■ Task brief
Each line of the listing that contains the word "probabilidad" is to be copied.

■ Data section
────────────────────
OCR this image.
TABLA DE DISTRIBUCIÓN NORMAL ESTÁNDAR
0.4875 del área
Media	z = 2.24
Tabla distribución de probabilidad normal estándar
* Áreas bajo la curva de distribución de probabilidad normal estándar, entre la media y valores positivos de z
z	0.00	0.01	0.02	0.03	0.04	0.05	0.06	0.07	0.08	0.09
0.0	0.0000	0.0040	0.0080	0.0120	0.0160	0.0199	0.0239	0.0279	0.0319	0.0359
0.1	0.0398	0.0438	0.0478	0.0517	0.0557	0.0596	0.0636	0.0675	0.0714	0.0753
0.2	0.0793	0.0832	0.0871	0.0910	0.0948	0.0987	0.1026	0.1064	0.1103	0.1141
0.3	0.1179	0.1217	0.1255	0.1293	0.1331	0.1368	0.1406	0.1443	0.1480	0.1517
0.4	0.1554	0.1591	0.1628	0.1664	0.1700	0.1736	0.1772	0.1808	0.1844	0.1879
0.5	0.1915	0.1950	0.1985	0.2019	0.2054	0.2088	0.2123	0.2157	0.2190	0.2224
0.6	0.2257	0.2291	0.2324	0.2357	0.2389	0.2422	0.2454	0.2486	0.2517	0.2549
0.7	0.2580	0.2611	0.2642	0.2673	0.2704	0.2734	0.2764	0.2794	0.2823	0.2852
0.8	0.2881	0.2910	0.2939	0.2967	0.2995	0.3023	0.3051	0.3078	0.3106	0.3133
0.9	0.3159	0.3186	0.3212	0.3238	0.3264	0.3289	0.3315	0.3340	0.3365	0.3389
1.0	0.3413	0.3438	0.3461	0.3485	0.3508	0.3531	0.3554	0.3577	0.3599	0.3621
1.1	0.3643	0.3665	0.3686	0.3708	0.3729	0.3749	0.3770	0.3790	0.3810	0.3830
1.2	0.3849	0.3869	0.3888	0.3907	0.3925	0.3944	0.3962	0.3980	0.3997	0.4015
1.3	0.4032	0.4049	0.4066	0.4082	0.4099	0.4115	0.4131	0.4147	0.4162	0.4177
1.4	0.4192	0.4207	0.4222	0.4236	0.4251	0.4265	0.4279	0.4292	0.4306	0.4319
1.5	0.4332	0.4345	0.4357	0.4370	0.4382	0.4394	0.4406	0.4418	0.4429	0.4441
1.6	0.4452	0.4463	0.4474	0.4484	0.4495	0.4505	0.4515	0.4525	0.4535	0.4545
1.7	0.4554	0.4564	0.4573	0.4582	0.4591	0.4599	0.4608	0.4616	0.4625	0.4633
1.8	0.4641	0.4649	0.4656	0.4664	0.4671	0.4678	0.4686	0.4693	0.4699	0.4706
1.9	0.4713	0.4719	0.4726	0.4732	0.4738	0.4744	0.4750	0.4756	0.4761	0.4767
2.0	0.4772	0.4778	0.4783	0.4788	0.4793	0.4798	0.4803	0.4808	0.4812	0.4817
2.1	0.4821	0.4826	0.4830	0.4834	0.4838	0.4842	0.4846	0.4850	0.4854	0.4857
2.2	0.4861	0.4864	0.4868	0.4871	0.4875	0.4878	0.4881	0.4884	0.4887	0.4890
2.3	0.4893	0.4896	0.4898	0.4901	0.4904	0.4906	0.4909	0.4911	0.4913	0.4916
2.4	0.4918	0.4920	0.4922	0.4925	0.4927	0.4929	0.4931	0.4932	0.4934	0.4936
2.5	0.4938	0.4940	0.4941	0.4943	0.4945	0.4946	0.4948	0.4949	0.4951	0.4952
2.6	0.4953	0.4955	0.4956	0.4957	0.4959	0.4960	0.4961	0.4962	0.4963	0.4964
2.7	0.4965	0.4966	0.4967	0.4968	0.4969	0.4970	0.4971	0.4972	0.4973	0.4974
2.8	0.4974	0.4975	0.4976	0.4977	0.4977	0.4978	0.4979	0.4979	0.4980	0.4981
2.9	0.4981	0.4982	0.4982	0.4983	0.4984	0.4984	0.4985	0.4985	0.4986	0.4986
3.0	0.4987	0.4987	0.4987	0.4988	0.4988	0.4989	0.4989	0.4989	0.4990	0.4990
────────────────────
■ Response to this task
Tabla distribución de probabilidad normal estándar
* Áreas bajo la curva de distribución de probabilidad normal estándar, entre la media y valores positivos de z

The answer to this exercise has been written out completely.